Gather every line holding the string "than".

[BEGIN Material to process]

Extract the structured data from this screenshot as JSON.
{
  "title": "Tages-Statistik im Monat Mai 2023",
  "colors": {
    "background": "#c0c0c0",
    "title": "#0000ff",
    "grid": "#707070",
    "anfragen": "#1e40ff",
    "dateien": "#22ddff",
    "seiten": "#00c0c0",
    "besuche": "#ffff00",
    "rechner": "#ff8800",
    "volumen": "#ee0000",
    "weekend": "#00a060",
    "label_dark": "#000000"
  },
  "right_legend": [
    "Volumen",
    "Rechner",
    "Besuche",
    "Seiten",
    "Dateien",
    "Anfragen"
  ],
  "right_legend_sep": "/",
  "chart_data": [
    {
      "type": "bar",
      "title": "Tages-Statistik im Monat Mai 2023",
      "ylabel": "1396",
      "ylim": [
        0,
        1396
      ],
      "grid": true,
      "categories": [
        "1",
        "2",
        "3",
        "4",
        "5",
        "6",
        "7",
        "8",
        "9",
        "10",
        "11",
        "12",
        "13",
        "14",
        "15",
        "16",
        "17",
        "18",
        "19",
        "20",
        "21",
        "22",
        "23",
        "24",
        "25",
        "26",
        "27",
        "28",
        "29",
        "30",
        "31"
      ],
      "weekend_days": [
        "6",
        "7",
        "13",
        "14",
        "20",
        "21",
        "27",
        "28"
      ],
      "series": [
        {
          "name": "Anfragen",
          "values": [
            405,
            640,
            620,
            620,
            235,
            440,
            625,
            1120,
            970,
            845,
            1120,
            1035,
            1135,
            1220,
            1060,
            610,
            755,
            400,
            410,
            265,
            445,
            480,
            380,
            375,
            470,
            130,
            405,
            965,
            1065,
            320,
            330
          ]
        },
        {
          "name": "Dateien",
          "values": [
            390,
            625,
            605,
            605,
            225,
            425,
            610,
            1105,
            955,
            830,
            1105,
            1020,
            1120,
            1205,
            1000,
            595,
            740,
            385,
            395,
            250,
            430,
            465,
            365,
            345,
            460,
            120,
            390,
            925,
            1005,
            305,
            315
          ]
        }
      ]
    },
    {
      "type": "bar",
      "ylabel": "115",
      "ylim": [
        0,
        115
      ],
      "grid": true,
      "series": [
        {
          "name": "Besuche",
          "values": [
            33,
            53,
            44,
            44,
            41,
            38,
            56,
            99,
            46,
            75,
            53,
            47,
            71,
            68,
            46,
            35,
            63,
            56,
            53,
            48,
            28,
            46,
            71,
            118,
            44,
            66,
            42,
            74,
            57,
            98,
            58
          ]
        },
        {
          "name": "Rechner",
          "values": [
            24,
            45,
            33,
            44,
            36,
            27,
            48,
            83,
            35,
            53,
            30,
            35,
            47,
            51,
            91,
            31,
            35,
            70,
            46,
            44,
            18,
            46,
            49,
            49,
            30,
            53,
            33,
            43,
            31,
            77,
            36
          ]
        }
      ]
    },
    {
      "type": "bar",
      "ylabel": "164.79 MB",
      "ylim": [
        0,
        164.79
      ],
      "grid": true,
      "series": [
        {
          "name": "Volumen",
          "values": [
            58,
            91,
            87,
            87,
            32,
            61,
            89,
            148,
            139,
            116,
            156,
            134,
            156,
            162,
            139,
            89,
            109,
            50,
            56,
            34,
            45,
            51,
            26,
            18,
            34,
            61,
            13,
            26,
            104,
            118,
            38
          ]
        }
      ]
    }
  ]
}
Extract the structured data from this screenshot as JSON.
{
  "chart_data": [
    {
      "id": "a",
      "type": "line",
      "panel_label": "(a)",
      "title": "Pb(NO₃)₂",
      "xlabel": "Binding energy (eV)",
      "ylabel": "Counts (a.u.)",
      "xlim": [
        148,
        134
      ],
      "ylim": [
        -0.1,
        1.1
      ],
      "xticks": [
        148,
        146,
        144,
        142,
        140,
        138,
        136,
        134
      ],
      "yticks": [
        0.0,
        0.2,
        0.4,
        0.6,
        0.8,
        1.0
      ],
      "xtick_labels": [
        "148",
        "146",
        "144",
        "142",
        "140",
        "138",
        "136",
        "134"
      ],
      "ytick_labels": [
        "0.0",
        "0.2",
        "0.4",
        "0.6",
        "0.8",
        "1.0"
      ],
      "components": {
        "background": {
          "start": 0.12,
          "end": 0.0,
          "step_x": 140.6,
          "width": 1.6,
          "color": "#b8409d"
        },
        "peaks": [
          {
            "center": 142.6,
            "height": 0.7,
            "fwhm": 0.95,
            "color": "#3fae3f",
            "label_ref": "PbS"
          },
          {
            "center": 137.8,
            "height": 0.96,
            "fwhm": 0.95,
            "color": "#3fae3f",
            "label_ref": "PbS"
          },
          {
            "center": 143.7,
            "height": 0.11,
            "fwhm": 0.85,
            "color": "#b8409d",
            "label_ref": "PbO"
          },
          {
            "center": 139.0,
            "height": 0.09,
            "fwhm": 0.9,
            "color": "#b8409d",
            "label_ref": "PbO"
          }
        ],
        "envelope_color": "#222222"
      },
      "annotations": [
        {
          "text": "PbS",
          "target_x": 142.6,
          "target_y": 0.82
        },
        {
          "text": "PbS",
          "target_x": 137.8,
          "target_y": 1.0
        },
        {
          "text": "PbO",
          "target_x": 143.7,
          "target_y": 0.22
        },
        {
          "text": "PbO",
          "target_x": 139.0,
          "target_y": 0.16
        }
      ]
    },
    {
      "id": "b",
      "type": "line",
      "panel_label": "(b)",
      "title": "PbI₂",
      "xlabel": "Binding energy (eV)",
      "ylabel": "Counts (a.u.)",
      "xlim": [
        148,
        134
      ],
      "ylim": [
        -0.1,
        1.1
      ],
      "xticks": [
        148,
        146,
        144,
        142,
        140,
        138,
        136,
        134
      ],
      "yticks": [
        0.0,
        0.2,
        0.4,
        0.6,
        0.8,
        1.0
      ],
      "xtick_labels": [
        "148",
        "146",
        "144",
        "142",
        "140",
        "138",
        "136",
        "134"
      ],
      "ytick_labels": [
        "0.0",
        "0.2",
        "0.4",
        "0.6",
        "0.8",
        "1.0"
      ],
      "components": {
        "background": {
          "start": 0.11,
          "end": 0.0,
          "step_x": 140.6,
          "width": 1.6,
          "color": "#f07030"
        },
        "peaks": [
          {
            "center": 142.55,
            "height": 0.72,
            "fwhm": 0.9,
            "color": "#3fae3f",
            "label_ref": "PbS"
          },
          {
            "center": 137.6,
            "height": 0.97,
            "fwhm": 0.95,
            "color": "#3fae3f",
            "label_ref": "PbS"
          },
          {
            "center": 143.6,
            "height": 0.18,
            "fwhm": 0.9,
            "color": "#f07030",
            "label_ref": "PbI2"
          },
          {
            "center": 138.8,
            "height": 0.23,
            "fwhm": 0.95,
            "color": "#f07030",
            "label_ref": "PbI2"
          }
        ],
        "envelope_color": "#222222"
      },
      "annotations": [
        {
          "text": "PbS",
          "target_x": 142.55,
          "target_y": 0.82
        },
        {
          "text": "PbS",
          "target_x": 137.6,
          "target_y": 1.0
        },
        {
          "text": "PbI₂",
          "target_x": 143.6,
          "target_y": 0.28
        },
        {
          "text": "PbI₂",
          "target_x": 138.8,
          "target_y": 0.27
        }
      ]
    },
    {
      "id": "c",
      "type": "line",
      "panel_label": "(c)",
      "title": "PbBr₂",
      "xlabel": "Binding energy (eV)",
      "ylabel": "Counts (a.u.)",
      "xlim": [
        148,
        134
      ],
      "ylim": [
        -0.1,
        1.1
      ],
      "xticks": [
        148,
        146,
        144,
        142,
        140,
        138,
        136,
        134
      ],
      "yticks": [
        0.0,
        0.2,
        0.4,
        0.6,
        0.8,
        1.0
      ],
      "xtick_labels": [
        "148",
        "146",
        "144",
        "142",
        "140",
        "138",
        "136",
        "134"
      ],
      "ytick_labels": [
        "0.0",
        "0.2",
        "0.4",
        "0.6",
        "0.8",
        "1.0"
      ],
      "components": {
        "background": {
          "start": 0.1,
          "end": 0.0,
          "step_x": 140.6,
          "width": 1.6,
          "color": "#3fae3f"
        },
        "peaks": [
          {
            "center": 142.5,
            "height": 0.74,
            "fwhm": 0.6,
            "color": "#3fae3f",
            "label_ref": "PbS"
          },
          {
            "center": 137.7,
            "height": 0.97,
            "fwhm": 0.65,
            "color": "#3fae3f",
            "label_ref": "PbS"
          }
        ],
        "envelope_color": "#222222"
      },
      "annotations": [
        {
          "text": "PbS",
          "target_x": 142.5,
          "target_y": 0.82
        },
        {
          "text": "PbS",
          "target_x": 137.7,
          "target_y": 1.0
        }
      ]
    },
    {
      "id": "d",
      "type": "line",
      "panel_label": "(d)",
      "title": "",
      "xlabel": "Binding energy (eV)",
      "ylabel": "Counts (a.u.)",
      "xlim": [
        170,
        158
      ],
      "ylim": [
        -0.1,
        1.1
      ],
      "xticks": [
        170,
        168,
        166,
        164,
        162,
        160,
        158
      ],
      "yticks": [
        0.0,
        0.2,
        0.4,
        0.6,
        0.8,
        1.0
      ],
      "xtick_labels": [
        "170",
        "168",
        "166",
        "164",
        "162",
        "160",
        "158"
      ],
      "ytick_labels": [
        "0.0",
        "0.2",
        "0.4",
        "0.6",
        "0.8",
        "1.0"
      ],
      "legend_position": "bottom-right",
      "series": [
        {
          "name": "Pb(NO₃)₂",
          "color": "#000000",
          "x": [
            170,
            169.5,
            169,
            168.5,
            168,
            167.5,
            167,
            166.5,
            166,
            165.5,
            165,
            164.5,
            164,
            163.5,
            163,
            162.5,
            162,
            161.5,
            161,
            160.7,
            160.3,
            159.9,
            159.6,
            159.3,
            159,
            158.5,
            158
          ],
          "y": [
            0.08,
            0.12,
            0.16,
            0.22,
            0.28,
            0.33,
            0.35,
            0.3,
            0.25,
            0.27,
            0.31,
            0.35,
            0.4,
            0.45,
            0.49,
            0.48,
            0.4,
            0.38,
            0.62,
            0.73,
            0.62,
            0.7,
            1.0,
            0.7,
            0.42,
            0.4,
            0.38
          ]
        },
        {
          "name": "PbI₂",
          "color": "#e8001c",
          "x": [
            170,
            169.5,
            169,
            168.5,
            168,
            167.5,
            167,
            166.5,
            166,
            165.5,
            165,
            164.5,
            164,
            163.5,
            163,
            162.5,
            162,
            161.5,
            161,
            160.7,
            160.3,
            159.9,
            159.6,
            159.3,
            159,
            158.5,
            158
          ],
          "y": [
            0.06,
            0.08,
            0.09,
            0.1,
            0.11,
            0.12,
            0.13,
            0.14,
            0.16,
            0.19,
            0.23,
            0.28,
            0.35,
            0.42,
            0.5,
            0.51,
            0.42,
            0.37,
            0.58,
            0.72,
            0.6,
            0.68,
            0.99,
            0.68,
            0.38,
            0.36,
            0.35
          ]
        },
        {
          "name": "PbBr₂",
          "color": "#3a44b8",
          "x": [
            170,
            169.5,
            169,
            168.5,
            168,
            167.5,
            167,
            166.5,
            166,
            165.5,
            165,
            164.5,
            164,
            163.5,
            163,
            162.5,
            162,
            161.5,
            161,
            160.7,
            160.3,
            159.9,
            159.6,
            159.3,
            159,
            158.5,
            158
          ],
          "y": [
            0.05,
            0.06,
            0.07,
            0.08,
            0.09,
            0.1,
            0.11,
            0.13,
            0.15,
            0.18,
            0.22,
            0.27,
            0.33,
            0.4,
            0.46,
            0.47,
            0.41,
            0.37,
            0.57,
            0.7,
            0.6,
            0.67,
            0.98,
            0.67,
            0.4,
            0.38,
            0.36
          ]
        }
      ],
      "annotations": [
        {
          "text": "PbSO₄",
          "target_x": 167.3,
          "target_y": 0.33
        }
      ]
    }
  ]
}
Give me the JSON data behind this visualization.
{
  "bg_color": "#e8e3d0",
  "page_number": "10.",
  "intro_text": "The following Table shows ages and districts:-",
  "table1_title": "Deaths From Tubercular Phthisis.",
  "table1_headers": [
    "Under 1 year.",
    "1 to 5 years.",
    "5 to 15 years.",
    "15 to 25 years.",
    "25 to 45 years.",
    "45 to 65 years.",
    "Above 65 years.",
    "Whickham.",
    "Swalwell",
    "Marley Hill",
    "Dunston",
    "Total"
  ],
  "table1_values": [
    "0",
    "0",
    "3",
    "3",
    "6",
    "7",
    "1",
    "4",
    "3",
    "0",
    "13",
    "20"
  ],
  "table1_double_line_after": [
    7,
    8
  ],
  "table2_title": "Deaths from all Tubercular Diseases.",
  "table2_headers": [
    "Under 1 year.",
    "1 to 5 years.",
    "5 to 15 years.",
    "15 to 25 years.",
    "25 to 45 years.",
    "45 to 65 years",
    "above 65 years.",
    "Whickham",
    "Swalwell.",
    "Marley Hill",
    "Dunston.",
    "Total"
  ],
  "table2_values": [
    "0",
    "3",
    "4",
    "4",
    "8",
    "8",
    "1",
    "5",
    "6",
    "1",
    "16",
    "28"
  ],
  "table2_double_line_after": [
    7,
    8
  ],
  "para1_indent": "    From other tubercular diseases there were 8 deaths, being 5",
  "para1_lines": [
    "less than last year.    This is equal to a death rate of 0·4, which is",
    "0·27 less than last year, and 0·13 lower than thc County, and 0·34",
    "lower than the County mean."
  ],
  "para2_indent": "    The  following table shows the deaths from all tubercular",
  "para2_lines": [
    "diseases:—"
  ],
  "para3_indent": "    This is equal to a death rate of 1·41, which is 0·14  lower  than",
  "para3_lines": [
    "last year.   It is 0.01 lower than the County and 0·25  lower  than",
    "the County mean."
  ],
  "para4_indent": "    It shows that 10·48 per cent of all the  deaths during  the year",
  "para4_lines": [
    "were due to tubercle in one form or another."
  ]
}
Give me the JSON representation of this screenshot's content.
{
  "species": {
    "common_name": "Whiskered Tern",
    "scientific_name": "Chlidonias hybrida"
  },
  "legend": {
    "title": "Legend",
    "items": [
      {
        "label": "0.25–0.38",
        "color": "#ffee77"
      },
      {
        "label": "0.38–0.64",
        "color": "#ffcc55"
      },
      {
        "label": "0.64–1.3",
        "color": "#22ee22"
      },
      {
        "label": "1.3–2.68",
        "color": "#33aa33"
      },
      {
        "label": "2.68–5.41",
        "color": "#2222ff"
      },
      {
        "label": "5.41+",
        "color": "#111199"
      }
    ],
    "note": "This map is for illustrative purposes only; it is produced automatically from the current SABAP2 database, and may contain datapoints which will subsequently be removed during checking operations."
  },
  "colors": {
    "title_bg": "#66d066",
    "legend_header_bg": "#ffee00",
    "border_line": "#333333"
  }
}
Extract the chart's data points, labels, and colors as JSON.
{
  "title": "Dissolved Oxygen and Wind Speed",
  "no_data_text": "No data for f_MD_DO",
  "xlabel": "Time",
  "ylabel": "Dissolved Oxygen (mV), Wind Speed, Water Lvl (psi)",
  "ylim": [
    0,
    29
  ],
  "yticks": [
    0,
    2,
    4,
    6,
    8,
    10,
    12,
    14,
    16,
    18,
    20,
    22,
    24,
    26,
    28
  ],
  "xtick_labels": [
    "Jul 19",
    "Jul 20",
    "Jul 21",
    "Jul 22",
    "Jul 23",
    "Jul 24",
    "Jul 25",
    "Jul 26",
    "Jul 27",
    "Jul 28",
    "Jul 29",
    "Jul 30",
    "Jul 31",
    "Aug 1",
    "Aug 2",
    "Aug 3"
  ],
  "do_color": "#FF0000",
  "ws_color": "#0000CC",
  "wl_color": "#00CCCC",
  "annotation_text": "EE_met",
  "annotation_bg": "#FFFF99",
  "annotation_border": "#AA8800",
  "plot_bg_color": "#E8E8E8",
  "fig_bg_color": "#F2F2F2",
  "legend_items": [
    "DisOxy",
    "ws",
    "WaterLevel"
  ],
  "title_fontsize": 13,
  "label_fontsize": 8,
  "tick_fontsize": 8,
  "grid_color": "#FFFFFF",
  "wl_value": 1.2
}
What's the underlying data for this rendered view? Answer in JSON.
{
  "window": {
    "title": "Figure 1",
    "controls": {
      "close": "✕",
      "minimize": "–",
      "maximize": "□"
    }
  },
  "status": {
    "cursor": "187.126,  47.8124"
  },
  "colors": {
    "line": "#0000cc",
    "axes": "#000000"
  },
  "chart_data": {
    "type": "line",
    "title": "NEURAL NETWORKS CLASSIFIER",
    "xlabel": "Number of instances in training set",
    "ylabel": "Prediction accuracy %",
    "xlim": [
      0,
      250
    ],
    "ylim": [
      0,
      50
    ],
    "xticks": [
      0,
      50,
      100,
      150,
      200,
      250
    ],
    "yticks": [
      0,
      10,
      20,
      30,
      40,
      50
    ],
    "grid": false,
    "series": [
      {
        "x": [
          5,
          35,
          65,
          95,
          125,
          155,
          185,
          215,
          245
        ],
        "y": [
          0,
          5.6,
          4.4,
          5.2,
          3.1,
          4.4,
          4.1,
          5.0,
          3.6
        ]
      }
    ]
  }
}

[END Material to process]

Task response ▸
    "less than last year.    This is equal to a death rate of 0·4, which is",
    "0·27 less than last year, and 0·13 lower than thc County, and 0·34",
    "lower than the County mean."
  "para3_indent": "    This is equal to a death rate of 1·41, which is 0·14  lower  than",
    "last year.   It is 0.01 lower than the County and 0·25  lower  than",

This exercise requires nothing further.